Return the whole listing, line for line, without the pictures in it.

────────────────

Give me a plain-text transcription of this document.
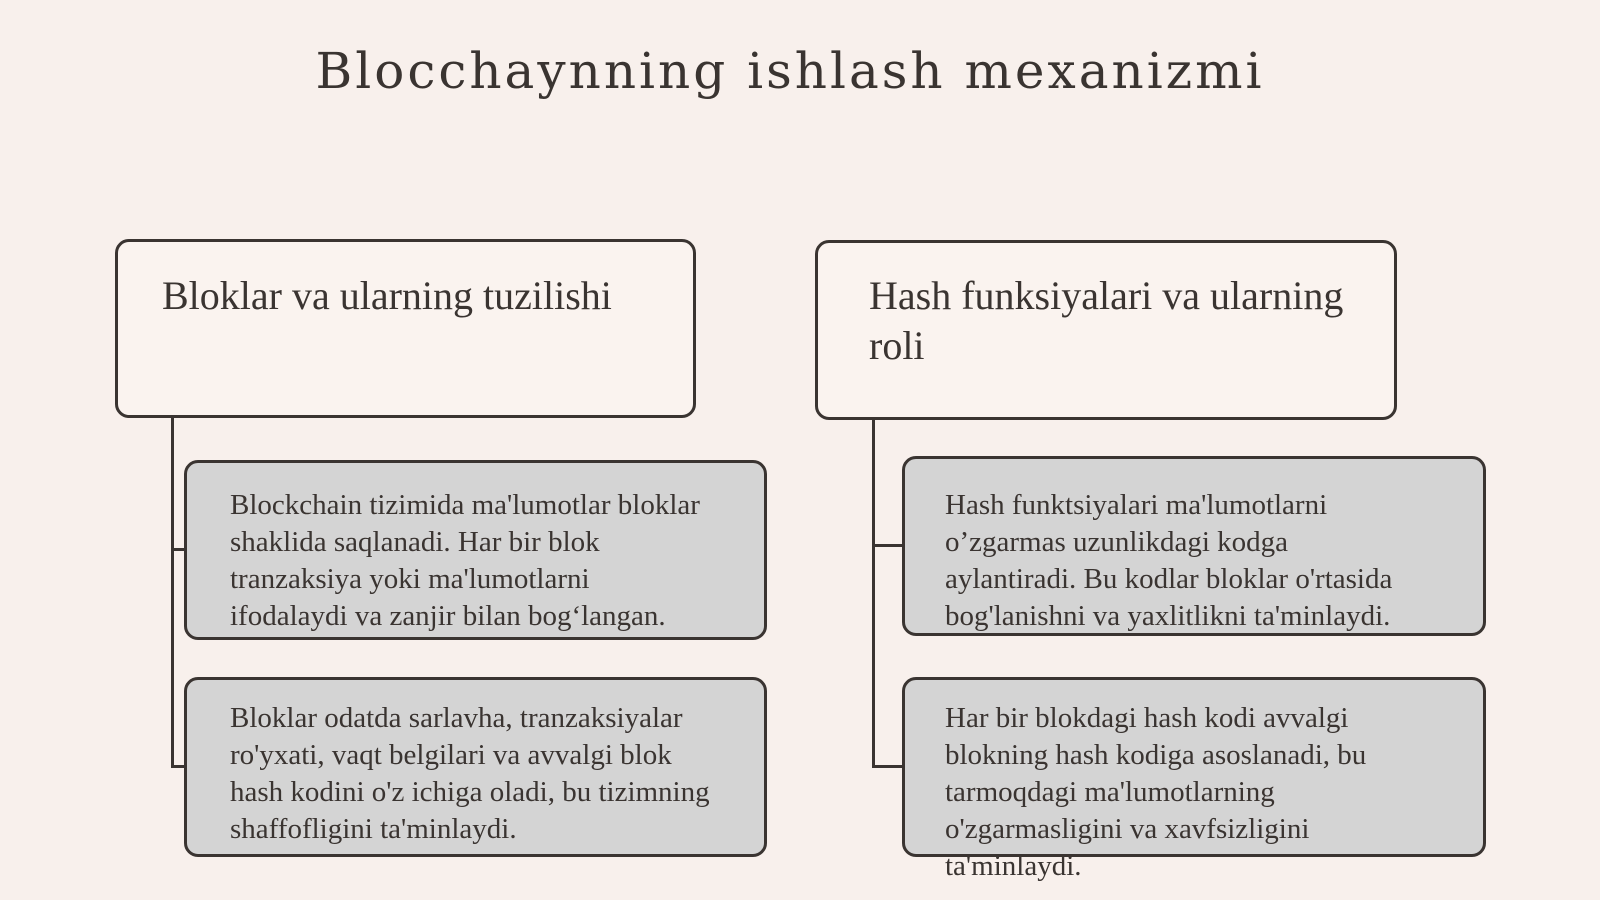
Blocchaynning ishlash mexanizmi
Bloklar va ularning tuzilishi
Blockchain tizimida ma'lumotlar bloklar
shaklida saqlanadi. Har bir blok
tranzaksiya yoki ma'lumotlarni
ifodalaydi va zanjir bilan bog‘langan.
Bloklar odatda sarlavha, tranzaksiyalar
ro'yxati, vaqt belgilari va avvalgi blok
hash kodini o'z ichiga oladi, bu tizimning
shaffofligini ta'minlaydi.
Hash funksiyalari va ularning
roli
Hash funktsiyalari ma'lumotlarni
o’zgarmas uzunlikdagi kodga
aylantiradi. Bu kodlar bloklar o'rtasida
bog'lanishni va yaxlitlikni ta'minlaydi.
Har bir blokdagi hash kodi avvalgi
blokning hash kodiga asoslanadi, bu
tarmoqdagi ma'lumotlarning
o'zgarmasligini va xavfsizligini
ta'minlaydi.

────────────────

Exercise result
Give me a plain-text transcription of this document.
Blocchaynning ishlash mexanizmi
Bloklar va ularning tuzilishi
Blockchain tizimida ma'lumotlar bloklar
shaklida saqlanadi. Har bir blok
tranzaksiya yoki ma'lumotlarni
ifodalaydi va zanjir bilan bog‘langan.
Bloklar odatda sarlavha, tranzaksiyalar
ro'yxati, vaqt belgilari va avvalgi blok
hash kodini o'z ichiga oladi, bu tizimning
shaffofligini ta'minlaydi.
Hash funksiyalari va ularning
roli
Hash funktsiyalari ma'lumotlarni
o’zgarmas uzunlikdagi kodga
aylantiradi. Bu kodlar bloklar o'rtasida
bog'lanishni va yaxlitlikni ta'minlaydi.
Har bir blokdagi hash kodi avvalgi
blokning hash kodiga asoslanadi, bu
tarmoqdagi ma'lumotlarning
o'zgarmasligini va xavfsizligini
ta'minlaydi.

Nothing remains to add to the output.